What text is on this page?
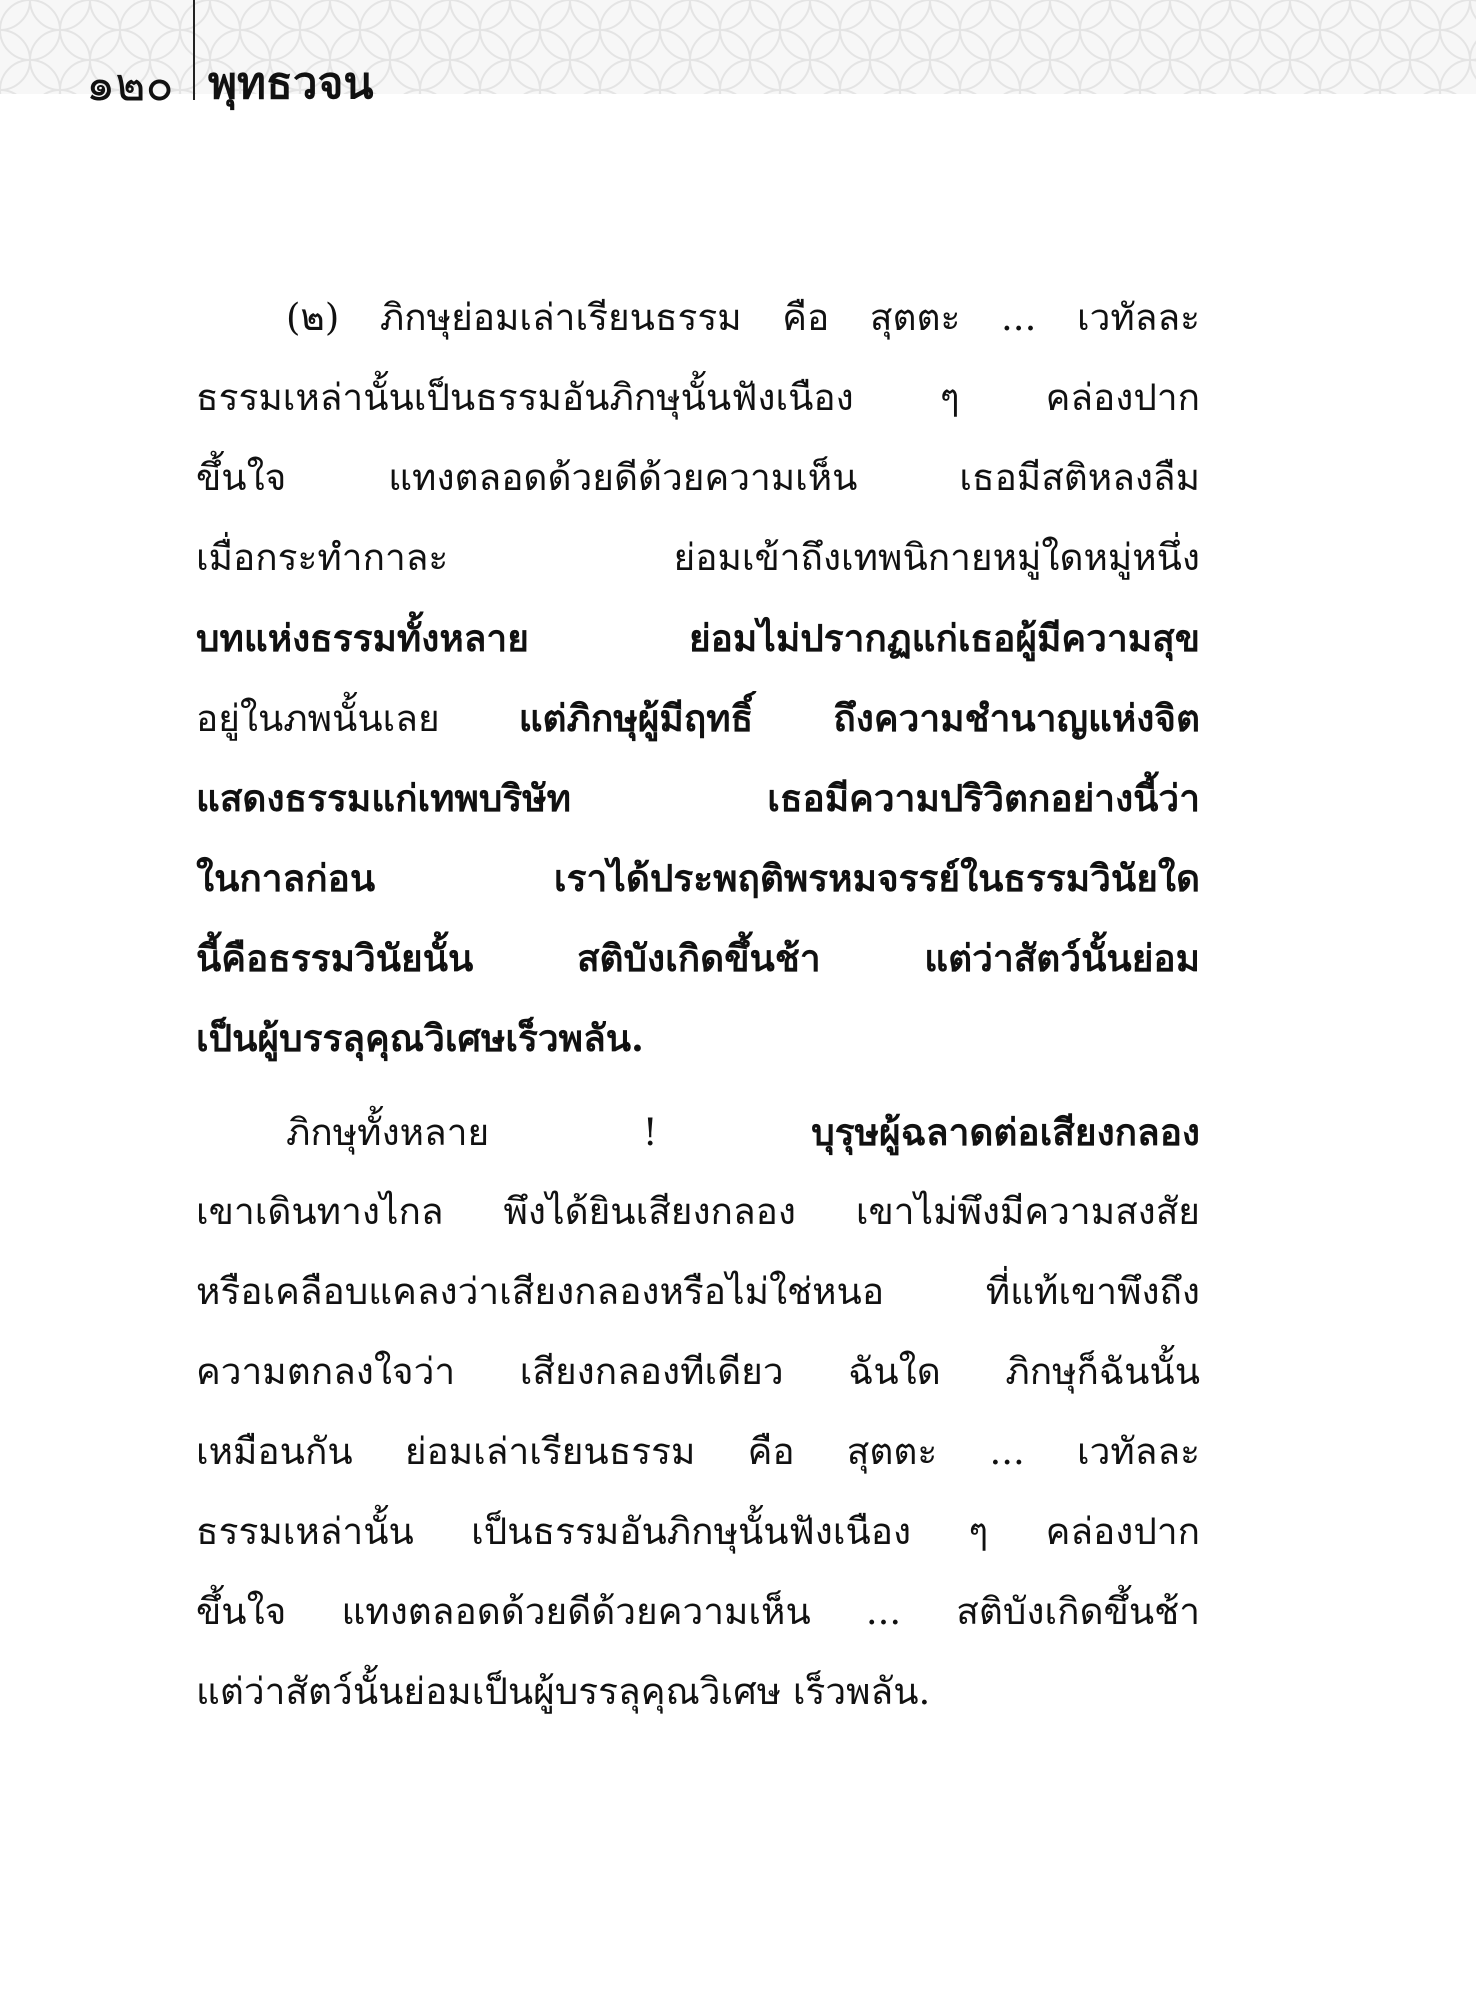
๑๒๐ พุทธวจน
(๒) ภิกษุย่อมเล่าเรียนธรรม คือ สุตตะ ... เวทัลละ
ธรรมเหล่านั้นเป็นธรรมอันภิกษุนั้นฟังเนือง ๆ คล่องปาก
ขึ้นใจ แทงตลอดด้วยดีด้วยความเห็น เธอมีสติหลงลืม
เมื่อกระทำกาละ ย่อมเข้าถึงเทพนิกายหมู่ใดหมู่หนึ่ง
บทแห่งธรรมทั้งหลาย ย่อมไม่ปรากฏแก่เธอผู้มีความสุข
อยู่ในภพนั้นเลย แต่ภิกษุผู้มีฤทธิ์ ถึงความชำนาญแห่งจิต
แสดงธรรมแก่เทพบริษัท เธอมีความปริวิตกอย่างนี้ว่า
ในกาลก่อน เราได้ประพฤติพรหมจรรย์ในธรรมวินัยใด
นี้คือธรรมวินัยนั้น สติบังเกิดขึ้นช้า แต่ว่าสัตว์นั้นย่อม
เป็นผู้บรรลุคุณวิเศษเร็วพลัน.
ภิกษุทั้งหลาย !	บุรุษผู้ฉลาดต่อเสียงกลอง
เขาเดินทางไกล พึงได้ยินเสียงกลอง เขาไม่พึงมีความสงสัย
หรือเคลือบแคลงว่าเสียงกลองหรือไม่ใช่หนอ ที่แท้เขาพึงถึง
ความตกลงใจว่า เสียงกลองทีเดียว ฉันใด ภิกษุก็ฉันนั้น
เหมือนกัน ย่อมเล่าเรียนธรรม คือ สุตตะ ... เวทัลละ
ธรรมเหล่านั้น เป็นธรรมอันภิกษุนั้นฟังเนือง ๆ คล่องปาก
ขึ้นใจ แทงตลอดด้วยดีด้วยความเห็น ... สติบังเกิดขึ้นช้า
แต่ว่าสัตว์นั้นย่อมเป็นผู้บรรลุคุณวิเศษ เร็วพลัน.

#####

» PROBLEM DESCRIPTION:
Transcribe all the lines above exactly, apart from the pictures.

» WRITTEN ANSWER:
What text is on this page?
๑๒๐ พุทธวจน
(๒) ภิกษุย่อมเล่าเรียนธรรม คือ สุตตะ ... เวทัลละ
ธรรมเหล่านั้นเป็นธรรมอันภิกษุนั้นฟังเนือง ๆ คล่องปาก
ขึ้นใจ แทงตลอดด้วยดีด้วยความเห็น เธอมีสติหลงลืม
เมื่อกระทำกาละ ย่อมเข้าถึงเทพนิกายหมู่ใดหมู่หนึ่ง
บทแห่งธรรมทั้งหลาย ย่อมไม่ปรากฏแก่เธอผู้มีความสุข
อยู่ในภพนั้นเลย แต่ภิกษุผู้มีฤทธิ์ ถึงความชำนาญแห่งจิต
แสดงธรรมแก่เทพบริษัท เธอมีความปริวิตกอย่างนี้ว่า
ในกาลก่อน เราได้ประพฤติพรหมจรรย์ในธรรมวินัยใด
นี้คือธรรมวินัยนั้น สติบังเกิดขึ้นช้า แต่ว่าสัตว์นั้นย่อม
เป็นผู้บรรลุคุณวิเศษเร็วพลัน.
ภิกษุทั้งหลาย !	บุรุษผู้ฉลาดต่อเสียงกลอง
เขาเดินทางไกล พึงได้ยินเสียงกลอง เขาไม่พึงมีความสงสัย
หรือเคลือบแคลงว่าเสียงกลองหรือไม่ใช่หนอ ที่แท้เขาพึงถึง
ความตกลงใจว่า เสียงกลองทีเดียว ฉันใด ภิกษุก็ฉันนั้น
เหมือนกัน ย่อมเล่าเรียนธรรม คือ สุตตะ ... เวทัลละ
ธรรมเหล่านั้น เป็นธรรมอันภิกษุนั้นฟังเนือง ๆ คล่องปาก
ขึ้นใจ แทงตลอดด้วยดีด้วยความเห็น ... สติบังเกิดขึ้นช้า
แต่ว่าสัตว์นั้นย่อมเป็นผู้บรรลุคุณวิเศษ เร็วพลัน.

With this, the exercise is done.